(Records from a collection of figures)
++++++++++++++++++++
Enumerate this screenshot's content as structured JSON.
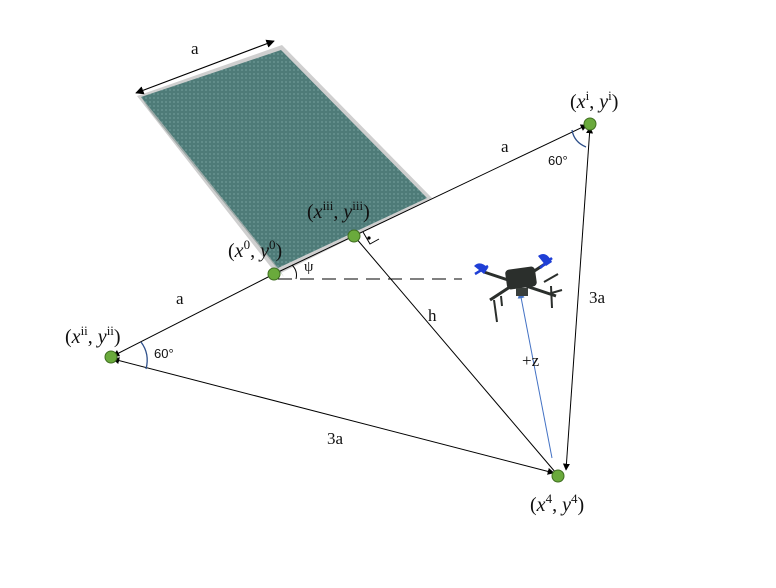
{
  "labels": {
    "top_a": "a",
    "right_a": "a",
    "left_a": "a",
    "right_3a": "3a",
    "bottom_3a": "3a",
    "h": "h",
    "plus_z": "+z",
    "psi": "ψ",
    "angle_right": "60°",
    "angle_left": "60°"
  },
  "points": {
    "p0": {
      "base": "x",
      "sup": "0",
      "base2": "y",
      "sup2": "0"
    },
    "pi": {
      "base": "x",
      "sup": "i",
      "base2": "y",
      "sup2": "i"
    },
    "pii": {
      "base": "x",
      "sup": "ii",
      "base2": "y",
      "sup2": "ii"
    },
    "piii": {
      "base": "x",
      "sup": "iii",
      "base2": "y",
      "sup2": "iii"
    },
    "p4": {
      "base": "x",
      "sup": "4",
      "base2": "y",
      "sup2": "4"
    }
  },
  "colors": {
    "panel": "#4e7b78",
    "panel_edge": "#d9d9d9",
    "point": "#6aaa3c",
    "arrow": "#000000",
    "z_arrow": "#4472c4",
    "drone_body": "#2b2f2c",
    "drone_props": "#1f3fd6"
  }
}
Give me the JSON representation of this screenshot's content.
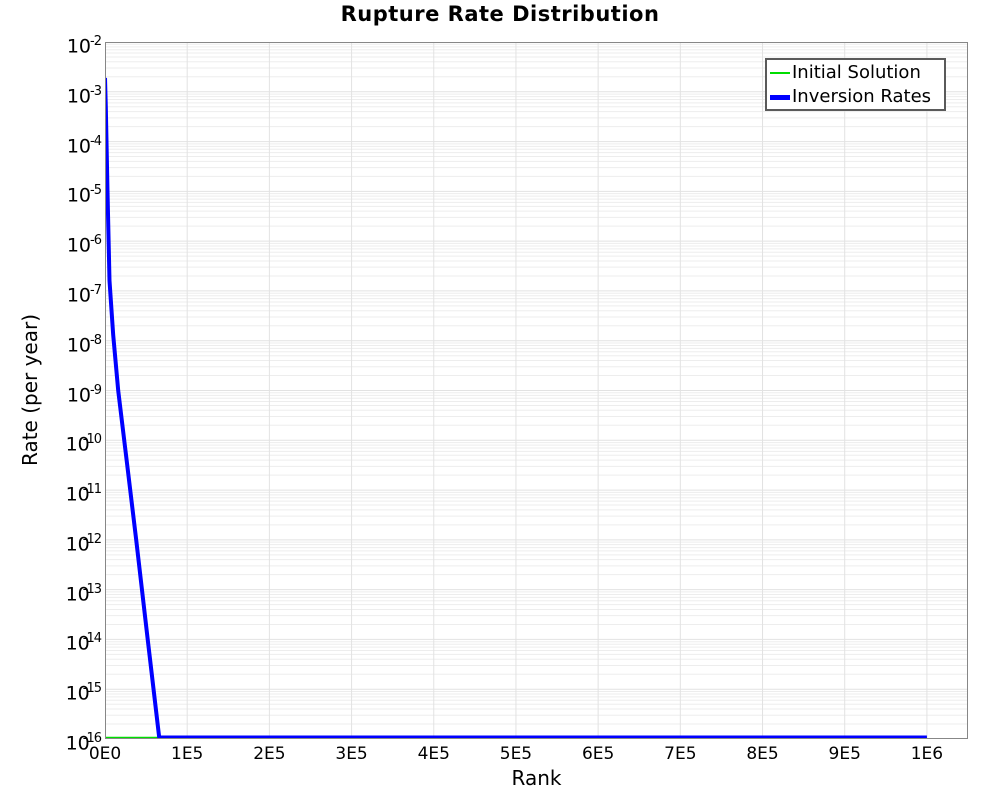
{
  "chart_data": {
    "type": "line",
    "title": "Rupture Rate Distribution",
    "xlabel": "Rank",
    "ylabel": "Rate (per year)",
    "x_scale": "linear",
    "y_scale": "log",
    "xlim": [
      0,
      1050000
    ],
    "ylim": [
      1e-16,
      0.01
    ],
    "x_ticks": [
      {
        "value": 0,
        "label": "0E0"
      },
      {
        "value": 100000,
        "label": "1E5"
      },
      {
        "value": 200000,
        "label": "2E5"
      },
      {
        "value": 300000,
        "label": "3E5"
      },
      {
        "value": 400000,
        "label": "4E5"
      },
      {
        "value": 500000,
        "label": "5E5"
      },
      {
        "value": 600000,
        "label": "6E5"
      },
      {
        "value": 700000,
        "label": "7E5"
      },
      {
        "value": 800000,
        "label": "8E5"
      },
      {
        "value": 900000,
        "label": "9E5"
      },
      {
        "value": 1000000,
        "label": "1E6"
      }
    ],
    "y_tick_exponents": [
      -2,
      -3,
      -4,
      -5,
      -6,
      -7,
      -8,
      -9,
      -10,
      -11,
      -12,
      -13,
      -14,
      -15,
      -16
    ],
    "grid": {
      "horizontal_log_minor": true,
      "vertical_major": true,
      "minor_color": "#ededed",
      "major_color": "#e2e2e2"
    },
    "border_color": "#878787",
    "legend": {
      "position": "top-right"
    },
    "series": [
      {
        "name": "Initial Solution",
        "color": "#00dd00",
        "stroke_width": 1.5,
        "points": [
          [
            0,
            1e-16
          ],
          [
            1000000,
            1e-16
          ]
        ]
      },
      {
        "name": "Inversion Rates",
        "color": "#0000ff",
        "stroke_width": 4,
        "points": [
          [
            0,
            0.0019
          ],
          [
            1000,
            0.0005
          ],
          [
            3000,
            1e-05
          ],
          [
            5500,
            1.6e-07
          ],
          [
            10000,
            1.3e-08
          ],
          [
            16000,
            1e-09
          ],
          [
            27000,
            3.2e-11
          ],
          [
            38000,
            1e-12
          ],
          [
            52000,
            1e-14
          ],
          [
            66000,
            1e-16
          ],
          [
            1000000,
            1e-16
          ]
        ]
      }
    ]
  }
}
++++++++++++++++++++
> **DESCRIPTION OF THE TASK**: Write out the material above once more, exactly as it reads, with no pictures.

> **ANSWER FOR THIS EXERCISE**:
Enumerate this screenshot's content as structured JSON.
{
  "labels": {
    "top_a": "a",
    "right_a": "a",
    "left_a": "a",
    "right_3a": "3a",
    "bottom_3a": "3a",
    "h": "h",
    "plus_z": "+z",
    "psi": "ψ",
    "angle_right": "60°",
    "angle_left": "60°"
  },
  "points": {
    "p0": {
      "base": "x",
      "sup": "0",
      "base2": "y",
      "sup2": "0"
    },
    "pi": {
      "base": "x",
      "sup": "i",
      "base2": "y",
      "sup2": "i"
    },
    "pii": {
      "base": "x",
      "sup": "ii",
      "base2": "y",
      "sup2": "ii"
    },
    "piii": {
      "base": "x",
      "sup": "iii",
      "base2": "y",
      "sup2": "iii"
    },
    "p4": {
      "base": "x",
      "sup": "4",
      "base2": "y",
      "sup2": "4"
    }
  },
  "colors": {
    "panel": "#4e7b78",
    "panel_edge": "#d9d9d9",
    "point": "#6aaa3c",
    "arrow": "#000000",
    "z_arrow": "#4472c4",
    "drone_body": "#2b2f2c",
    "drone_props": "#1f3fd6"
  }
}
Give me the JSON representation of this screenshot's content.
{
  "chart_data": {
    "type": "line",
    "title": "Rupture Rate Distribution",
    "xlabel": "Rank",
    "ylabel": "Rate (per year)",
    "x_scale": "linear",
    "y_scale": "log",
    "xlim": [
      0,
      1050000
    ],
    "ylim": [
      1e-16,
      0.01
    ],
    "x_ticks": [
      {
        "value": 0,
        "label": "0E0"
      },
      {
        "value": 100000,
        "label": "1E5"
      },
      {
        "value": 200000,
        "label": "2E5"
      },
      {
        "value": 300000,
        "label": "3E5"
      },
      {
        "value": 400000,
        "label": "4E5"
      },
      {
        "value": 500000,
        "label": "5E5"
      },
      {
        "value": 600000,
        "label": "6E5"
      },
      {
        "value": 700000,
        "label": "7E5"
      },
      {
        "value": 800000,
        "label": "8E5"
      },
      {
        "value": 900000,
        "label": "9E5"
      },
      {
        "value": 1000000,
        "label": "1E6"
      }
    ],
    "y_tick_exponents": [
      -2,
      -3,
      -4,
      -5,
      -6,
      -7,
      -8,
      -9,
      -10,
      -11,
      -12,
      -13,
      -14,
      -15,
      -16
    ],
    "grid": {
      "horizontal_log_minor": true,
      "vertical_major": true,
      "minor_color": "#ededed",
      "major_color": "#e2e2e2"
    },
    "border_color": "#878787",
    "legend": {
      "position": "top-right"
    },
    "series": [
      {
        "name": "Initial Solution",
        "color": "#00dd00",
        "stroke_width": 1.5,
        "points": [
          [
            0,
            1e-16
          ],
          [
            1000000,
            1e-16
          ]
        ]
      },
      {
        "name": "Inversion Rates",
        "color": "#0000ff",
        "stroke_width": 4,
        "points": [
          [
            0,
            0.0019
          ],
          [
            1000,
            0.0005
          ],
          [
            3000,
            1e-05
          ],
          [
            5500,
            1.6e-07
          ],
          [
            10000,
            1.3e-08
          ],
          [
            16000,
            1e-09
          ],
          [
            27000,
            3.2e-11
          ],
          [
            38000,
            1e-12
          ],
          [
            52000,
            1e-14
          ],
          [
            66000,
            1e-16
          ],
          [
            1000000,
            1e-16
          ]
        ]
      }
    ]
  }
}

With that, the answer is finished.